Required work: Lines containing the string "that" are to be collected in full.

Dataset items
— Start —
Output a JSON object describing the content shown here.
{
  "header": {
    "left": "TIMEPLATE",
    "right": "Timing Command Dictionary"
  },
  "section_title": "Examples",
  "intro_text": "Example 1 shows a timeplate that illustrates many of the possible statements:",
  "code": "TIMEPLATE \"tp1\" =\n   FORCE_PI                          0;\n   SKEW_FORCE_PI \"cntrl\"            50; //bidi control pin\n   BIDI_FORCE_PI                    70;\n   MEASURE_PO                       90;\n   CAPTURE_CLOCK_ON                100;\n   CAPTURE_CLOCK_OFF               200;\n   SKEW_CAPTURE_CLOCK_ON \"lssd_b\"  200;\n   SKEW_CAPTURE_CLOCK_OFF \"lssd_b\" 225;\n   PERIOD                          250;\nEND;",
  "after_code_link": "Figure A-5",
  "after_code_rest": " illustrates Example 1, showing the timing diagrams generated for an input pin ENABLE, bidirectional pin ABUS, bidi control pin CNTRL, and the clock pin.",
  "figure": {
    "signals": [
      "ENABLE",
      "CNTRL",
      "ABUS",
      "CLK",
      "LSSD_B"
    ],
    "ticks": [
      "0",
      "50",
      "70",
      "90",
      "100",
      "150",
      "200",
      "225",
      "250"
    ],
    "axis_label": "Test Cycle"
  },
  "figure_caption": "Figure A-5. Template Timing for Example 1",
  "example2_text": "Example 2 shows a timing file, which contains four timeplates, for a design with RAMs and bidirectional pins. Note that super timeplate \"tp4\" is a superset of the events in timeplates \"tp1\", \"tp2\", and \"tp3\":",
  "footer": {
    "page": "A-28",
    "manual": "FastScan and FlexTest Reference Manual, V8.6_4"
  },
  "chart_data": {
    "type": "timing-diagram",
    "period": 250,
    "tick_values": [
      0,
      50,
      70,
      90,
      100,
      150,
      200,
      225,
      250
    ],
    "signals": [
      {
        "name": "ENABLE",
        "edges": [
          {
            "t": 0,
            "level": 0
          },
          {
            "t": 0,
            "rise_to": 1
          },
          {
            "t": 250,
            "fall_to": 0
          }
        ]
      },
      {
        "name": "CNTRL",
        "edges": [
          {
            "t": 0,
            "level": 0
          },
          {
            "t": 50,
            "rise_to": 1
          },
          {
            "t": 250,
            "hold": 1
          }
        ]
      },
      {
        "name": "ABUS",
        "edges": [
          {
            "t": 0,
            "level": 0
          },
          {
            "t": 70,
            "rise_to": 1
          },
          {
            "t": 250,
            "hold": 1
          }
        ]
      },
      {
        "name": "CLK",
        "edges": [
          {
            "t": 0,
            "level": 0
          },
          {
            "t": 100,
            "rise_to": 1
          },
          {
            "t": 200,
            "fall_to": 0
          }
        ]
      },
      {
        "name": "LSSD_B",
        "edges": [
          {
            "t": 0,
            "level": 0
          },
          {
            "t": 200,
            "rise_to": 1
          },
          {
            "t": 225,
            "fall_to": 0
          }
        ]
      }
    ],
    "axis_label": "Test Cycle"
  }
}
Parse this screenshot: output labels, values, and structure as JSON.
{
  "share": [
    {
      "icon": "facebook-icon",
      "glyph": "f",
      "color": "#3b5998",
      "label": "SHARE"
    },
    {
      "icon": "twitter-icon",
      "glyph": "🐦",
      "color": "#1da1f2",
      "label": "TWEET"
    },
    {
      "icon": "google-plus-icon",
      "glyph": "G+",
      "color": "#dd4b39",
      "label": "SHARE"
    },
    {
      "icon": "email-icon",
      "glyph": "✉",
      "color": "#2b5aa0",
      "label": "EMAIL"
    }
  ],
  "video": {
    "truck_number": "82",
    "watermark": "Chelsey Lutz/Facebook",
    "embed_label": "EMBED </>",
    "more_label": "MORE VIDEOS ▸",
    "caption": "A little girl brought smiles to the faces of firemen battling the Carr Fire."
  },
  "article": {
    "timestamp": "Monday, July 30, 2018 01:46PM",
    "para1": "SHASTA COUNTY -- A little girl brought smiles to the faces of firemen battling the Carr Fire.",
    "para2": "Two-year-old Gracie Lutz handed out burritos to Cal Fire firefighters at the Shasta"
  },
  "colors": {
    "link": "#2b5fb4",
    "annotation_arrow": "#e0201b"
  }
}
— End —
Response for this exercise:
  "intro_text": "Example 1 shows a timeplate that illustrates many of the possible statements:",
  "example2_text": "Example 2 shows a timing file, which contains four timeplates, for a design with RAMs and bidirectional pins. Note that super timeplate \"tp4\" is a superset of the events in timeplates \"tp1\", \"tp2\", and \"tp3\":",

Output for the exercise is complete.